Every line below is to be quoted exactly, with nothing added or dropped.

====== Entries provided ======

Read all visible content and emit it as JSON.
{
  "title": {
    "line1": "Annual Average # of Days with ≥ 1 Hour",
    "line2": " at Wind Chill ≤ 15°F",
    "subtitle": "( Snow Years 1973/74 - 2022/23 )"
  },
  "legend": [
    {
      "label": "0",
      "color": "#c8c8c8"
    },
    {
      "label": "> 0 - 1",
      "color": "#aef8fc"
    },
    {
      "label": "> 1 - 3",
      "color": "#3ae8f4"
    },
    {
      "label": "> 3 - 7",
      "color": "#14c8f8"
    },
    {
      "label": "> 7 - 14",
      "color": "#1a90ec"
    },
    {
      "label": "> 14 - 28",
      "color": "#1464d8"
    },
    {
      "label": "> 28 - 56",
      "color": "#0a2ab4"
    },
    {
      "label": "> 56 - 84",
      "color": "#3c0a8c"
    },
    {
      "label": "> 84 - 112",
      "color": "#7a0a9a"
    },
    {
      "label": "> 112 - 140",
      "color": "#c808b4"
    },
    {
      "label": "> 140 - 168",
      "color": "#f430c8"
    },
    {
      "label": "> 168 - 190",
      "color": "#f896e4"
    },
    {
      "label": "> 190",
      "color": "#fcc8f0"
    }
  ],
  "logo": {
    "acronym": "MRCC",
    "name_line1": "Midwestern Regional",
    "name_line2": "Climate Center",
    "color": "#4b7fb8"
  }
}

======

- Solution for this problem
Read all visible content and emit it as JSON.
{
  "title": {
    "line1": "Annual Average # of Days with ≥ 1 Hour",
    "line2": " at Wind Chill ≤ 15°F",
    "subtitle": "( Snow Years 1973/74 - 2022/23 )"
  },
  "legend": [
    {
      "label": "0",
      "color": "#c8c8c8"
    },
    {
      "label": "> 0 - 1",
      "color": "#aef8fc"
    },
    {
      "label": "> 1 - 3",
      "color": "#3ae8f4"
    },
    {
      "label": "> 3 - 7",
      "color": "#14c8f8"
    },
    {
      "label": "> 7 - 14",
      "color": "#1a90ec"
    },
    {
      "label": "> 14 - 28",
      "color": "#1464d8"
    },
    {
      "label": "> 28 - 56",
      "color": "#0a2ab4"
    },
    {
      "label": "> 56 - 84",
      "color": "#3c0a8c"
    },
    {
      "label": "> 84 - 112",
      "color": "#7a0a9a"
    },
    {
      "label": "> 112 - 140",
      "color": "#c808b4"
    },
    {
      "label": "> 140 - 168",
      "color": "#f430c8"
    },
    {
      "label": "> 168 - 190",
      "color": "#f896e4"
    },
    {
      "label": "> 190",
      "color": "#fcc8f0"
    }
  ],
  "logo": {
    "acronym": "MRCC",
    "name_line1": "Midwestern Regional",
    "name_line2": "Climate Center",
    "color": "#4b7fb8"
  }
}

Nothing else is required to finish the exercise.